_Consignes_
a. Recopiez fidèlement le passage de l'extrait sur la constitution qui va de « Il paraît généralement » jusqu'à « leurs rapports réciproques. » inclus.
b. D'après l'extrait sur la constitution, pourquoi ne faut-il pas étendre une constitution à tout ?

_Extrait_
_ _ _
Benjamin Constant:Principes de politique - Avant-propos


Benjamin Constant:Principes de politique - Avant-propos


Anonyme


Avant-propos

Il paraît généralement reconnu que la constitution actuelle, même après son acceptation par le peuple français, pourra être améliorée dans plusieurs de ses dispositions. Je crois qu’en étudiant bien cette constitution, l’on verra qu’il y a peu de ses articles qui ne soient conformes aux principes préservateurs des associations humaines et favorables à la liberté. Mais il n’en est pas moins utile et raisonnable de laisser aux pouvoirs constitués la faculté de perfectionner l’acte qui détermine leurs attributions et qui fixe leurs rapports réciproques.

Il y a longtemps que j’ai dit qu’une constitution étant la garantie de la liberté d’un peuple, tout ce qui tenait à la liberté était constitutionnel, mais que rien n’était constitutionnel de ce qui n’y tenait pas : qu’étendre une constitution à tout, c’était faire de tout des dangers pour elle, et créer des écueils pour l’en entourer : qu’il y avait de grandes bases, auxquelles toutes les autorités nationales ne pouvaient toucher ; mais que la réunion de ces autorités pouvait faire tout ce qui n’était pas contraire à ces bases.
_ _ _
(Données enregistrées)
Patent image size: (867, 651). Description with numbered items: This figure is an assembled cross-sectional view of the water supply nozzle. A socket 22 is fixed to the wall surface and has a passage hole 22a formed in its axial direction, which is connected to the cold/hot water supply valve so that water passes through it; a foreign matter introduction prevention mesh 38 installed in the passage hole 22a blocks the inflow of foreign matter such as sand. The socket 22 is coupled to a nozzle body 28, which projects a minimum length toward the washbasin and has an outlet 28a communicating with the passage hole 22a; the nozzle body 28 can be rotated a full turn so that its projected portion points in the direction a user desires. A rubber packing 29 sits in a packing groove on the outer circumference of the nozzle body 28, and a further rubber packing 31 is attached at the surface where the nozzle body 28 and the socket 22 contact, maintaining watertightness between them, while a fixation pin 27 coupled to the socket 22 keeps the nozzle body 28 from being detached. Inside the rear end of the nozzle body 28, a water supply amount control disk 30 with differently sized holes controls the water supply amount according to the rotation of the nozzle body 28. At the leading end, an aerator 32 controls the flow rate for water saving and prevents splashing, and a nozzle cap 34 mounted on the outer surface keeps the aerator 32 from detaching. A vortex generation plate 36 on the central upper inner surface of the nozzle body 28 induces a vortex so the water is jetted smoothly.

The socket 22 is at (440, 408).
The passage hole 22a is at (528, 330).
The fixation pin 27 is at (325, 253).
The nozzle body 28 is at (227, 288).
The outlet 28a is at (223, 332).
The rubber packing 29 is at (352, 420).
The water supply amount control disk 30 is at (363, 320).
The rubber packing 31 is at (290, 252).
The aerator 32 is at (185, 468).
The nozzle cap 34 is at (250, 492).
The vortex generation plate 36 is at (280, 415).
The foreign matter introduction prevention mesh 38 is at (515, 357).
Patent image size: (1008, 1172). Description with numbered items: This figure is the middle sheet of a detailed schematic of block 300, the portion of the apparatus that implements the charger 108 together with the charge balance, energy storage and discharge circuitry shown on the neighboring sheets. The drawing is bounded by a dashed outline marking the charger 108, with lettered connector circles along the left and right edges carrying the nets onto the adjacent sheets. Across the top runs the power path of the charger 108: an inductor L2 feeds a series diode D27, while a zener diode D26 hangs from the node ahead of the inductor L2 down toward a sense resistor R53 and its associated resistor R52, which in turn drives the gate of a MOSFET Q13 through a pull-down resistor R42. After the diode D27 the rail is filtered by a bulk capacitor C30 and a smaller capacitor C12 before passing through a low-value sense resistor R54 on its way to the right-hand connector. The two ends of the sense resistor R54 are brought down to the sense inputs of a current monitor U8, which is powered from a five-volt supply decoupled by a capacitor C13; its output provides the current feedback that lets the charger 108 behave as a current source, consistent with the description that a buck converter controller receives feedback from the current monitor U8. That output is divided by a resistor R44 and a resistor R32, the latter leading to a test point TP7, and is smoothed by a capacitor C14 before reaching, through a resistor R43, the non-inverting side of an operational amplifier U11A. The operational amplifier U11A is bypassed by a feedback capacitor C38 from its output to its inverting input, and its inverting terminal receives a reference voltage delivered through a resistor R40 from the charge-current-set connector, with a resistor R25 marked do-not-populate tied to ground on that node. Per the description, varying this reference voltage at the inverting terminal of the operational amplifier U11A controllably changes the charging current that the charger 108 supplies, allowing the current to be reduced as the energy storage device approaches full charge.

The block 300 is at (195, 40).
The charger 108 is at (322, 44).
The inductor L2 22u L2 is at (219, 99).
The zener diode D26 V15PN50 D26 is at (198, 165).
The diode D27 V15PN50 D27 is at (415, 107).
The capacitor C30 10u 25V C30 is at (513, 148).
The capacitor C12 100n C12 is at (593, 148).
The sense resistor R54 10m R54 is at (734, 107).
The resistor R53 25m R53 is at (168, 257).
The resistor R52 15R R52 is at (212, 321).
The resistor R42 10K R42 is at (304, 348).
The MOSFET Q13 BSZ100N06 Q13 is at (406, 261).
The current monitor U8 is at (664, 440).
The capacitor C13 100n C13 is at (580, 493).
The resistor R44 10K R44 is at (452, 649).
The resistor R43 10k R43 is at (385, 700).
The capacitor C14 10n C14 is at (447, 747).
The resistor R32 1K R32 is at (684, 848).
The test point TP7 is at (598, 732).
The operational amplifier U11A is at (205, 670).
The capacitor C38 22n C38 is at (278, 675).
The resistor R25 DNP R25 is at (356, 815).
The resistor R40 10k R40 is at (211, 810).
_ _ _
_Corrigé détaillé_
a.
Il paraît généralement reconnu que la constitution actuelle, même après son acceptation par le peuple français, pourra être améliorée dans plusieurs de ses dispositions. Je crois qu’en étudiant bien cette constitution, l’on verra qu’il y a peu de ses articles qui ne soient conformes aux principes préservateurs des associations humaines et favorables à la liberté. Mais il n’en est pas moins utile et raisonnable de laisser aux pouvoirs constitués la faculté de perfectionner l’acte qui détermine leurs attributions et qui fixe leurs rapports réciproques.

b. Étendre une constitution à tout reviendrait à faire de tout des dangers pour elle et à l'entourer d'écueils. Seul ce qui tient à la liberté, dont la constitution est la garantie, doit donc être constitutionnel.